Dataset entries:
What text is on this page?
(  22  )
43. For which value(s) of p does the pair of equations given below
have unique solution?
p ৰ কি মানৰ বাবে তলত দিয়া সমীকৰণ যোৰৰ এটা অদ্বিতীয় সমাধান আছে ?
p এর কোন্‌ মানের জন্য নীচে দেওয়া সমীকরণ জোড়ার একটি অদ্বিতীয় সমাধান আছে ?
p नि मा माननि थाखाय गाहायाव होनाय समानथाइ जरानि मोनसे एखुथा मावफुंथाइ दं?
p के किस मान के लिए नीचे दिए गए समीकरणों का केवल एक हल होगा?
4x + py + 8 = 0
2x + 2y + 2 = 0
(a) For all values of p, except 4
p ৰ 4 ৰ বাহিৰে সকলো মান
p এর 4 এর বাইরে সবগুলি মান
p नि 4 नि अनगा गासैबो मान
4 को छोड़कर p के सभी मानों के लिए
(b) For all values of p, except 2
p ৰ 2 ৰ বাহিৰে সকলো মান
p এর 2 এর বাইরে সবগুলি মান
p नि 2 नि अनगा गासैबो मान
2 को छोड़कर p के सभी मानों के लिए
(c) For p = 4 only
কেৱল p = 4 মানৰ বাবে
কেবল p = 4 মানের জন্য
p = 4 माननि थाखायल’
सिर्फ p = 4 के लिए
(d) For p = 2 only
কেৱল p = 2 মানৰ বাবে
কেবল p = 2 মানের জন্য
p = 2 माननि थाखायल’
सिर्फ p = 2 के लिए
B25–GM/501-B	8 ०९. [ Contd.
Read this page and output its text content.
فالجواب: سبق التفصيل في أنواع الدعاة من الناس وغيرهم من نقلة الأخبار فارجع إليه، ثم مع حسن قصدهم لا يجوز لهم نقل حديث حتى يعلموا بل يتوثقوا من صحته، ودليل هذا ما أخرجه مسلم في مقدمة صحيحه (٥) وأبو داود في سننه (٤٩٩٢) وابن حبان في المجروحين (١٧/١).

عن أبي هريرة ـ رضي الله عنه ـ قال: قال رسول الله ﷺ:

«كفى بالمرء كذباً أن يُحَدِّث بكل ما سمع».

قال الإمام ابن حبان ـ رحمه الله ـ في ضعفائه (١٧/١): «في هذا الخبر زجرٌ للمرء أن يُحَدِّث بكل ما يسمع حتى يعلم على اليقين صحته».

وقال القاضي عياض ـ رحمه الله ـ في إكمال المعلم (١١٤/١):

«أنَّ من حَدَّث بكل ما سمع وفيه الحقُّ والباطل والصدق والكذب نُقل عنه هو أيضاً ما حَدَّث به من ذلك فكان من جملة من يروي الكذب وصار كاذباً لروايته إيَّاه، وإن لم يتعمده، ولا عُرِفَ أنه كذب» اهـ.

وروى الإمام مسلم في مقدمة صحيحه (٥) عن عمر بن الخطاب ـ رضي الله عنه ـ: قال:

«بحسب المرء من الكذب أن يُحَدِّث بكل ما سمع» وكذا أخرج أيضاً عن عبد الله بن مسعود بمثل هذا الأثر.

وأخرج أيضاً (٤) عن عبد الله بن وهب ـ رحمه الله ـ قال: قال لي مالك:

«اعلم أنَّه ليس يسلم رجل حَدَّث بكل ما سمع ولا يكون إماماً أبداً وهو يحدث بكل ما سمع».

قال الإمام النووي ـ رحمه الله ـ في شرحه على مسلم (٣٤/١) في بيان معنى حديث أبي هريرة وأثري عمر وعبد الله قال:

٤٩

* TASK TO COMPLETE: Copy the data above in full, character for character.

* OUTPUT OF THE TASK:
What text is on this page?
(  22  )
43. For which value(s) of p does the pair of equations given below
have unique solution?
p ৰ কি মানৰ বাবে তলত দিয়া সমীকৰণ যোৰৰ এটা অদ্বিতীয় সমাধান আছে ?
p এর কোন্‌ মানের জন্য নীচে দেওয়া সমীকরণ জোড়ার একটি অদ্বিতীয় সমাধান আছে ?
p नि मा माननि थाखाय गाहायाव होनाय समानथाइ जरानि मोनसे एखुथा मावफुंथाइ दं?
p के किस मान के लिए नीचे दिए गए समीकरणों का केवल एक हल होगा?
4x + py + 8 = 0
2x + 2y + 2 = 0
(a) For all values of p, except 4
p ৰ 4 ৰ বাহিৰে সকলো মান
p এর 4 এর বাইরে সবগুলি মান
p नि 4 नि अनगा गासैबो मान
4 को छोड़कर p के सभी मानों के लिए
(b) For all values of p, except 2
p ৰ 2 ৰ বাহিৰে সকলো মান
p এর 2 এর বাইরে সবগুলি মান
p नि 2 नि अनगा गासैबो मान
2 को छोड़कर p के सभी मानों के लिए
(c) For p = 4 only
কেৱল p = 4 মানৰ বাবে
কেবল p = 4 মানের জন্য
p = 4 माननि थाखायल’
सिर्फ p = 4 के लिए
(d) For p = 2 only
কেৱল p = 2 মানৰ বাবে
কেবল p = 2 মানের জন্য
p = 2 माननि थाखायल’
सिर्फ p = 2 के लिए
B25–GM/501-B	8 ०९. [ Contd.
Read this page and output its text content.
فالجواب: سبق التفصيل في أنواع الدعاة من الناس وغيرهم من نقلة الأخبار فارجع إليه، ثم مع حسن قصدهم لا يجوز لهم نقل حديث حتى يعلموا بل يتوثقوا من صحته، ودليل هذا ما أخرجه مسلم في مقدمة صحيحه (٥) وأبو داود في سننه (٤٩٩٢) وابن حبان في المجروحين (١٧/١).

عن أبي هريرة ـ رضي الله عنه ـ قال: قال رسول الله ﷺ:

«كفى بالمرء كذباً أن يُحَدِّث بكل ما سمع».

قال الإمام ابن حبان ـ رحمه الله ـ في ضعفائه (١٧/١): «في هذا الخبر زجرٌ للمرء أن يُحَدِّث بكل ما يسمع حتى يعلم على اليقين صحته».

وقال القاضي عياض ـ رحمه الله ـ في إكمال المعلم (١١٤/١):

«أنَّ من حَدَّث بكل ما سمع وفيه الحقُّ والباطل والصدق والكذب نُقل عنه هو أيضاً ما حَدَّث به من ذلك فكان من جملة من يروي الكذب وصار كاذباً لروايته إيَّاه، وإن لم يتعمده، ولا عُرِفَ أنه كذب» اهـ.

وروى الإمام مسلم في مقدمة صحيحه (٥) عن عمر بن الخطاب ـ رضي الله عنه ـ: قال:

«بحسب المرء من الكذب أن يُحَدِّث بكل ما سمع» وكذا أخرج أيضاً عن عبد الله بن مسعود بمثل هذا الأثر.

وأخرج أيضاً (٤) عن عبد الله بن وهب ـ رحمه الله ـ قال: قال لي مالك:

«اعلم أنَّه ليس يسلم رجل حَدَّث بكل ما سمع ولا يكون إماماً أبداً وهو يحدث بكل ما سمع».

قال الإمام النووي ـ رحمه الله ـ في شرحه على مسلم (٣٤/١) في بيان معنى حديث أبي هريرة وأثري عمر وعبد الله قال:

٤٩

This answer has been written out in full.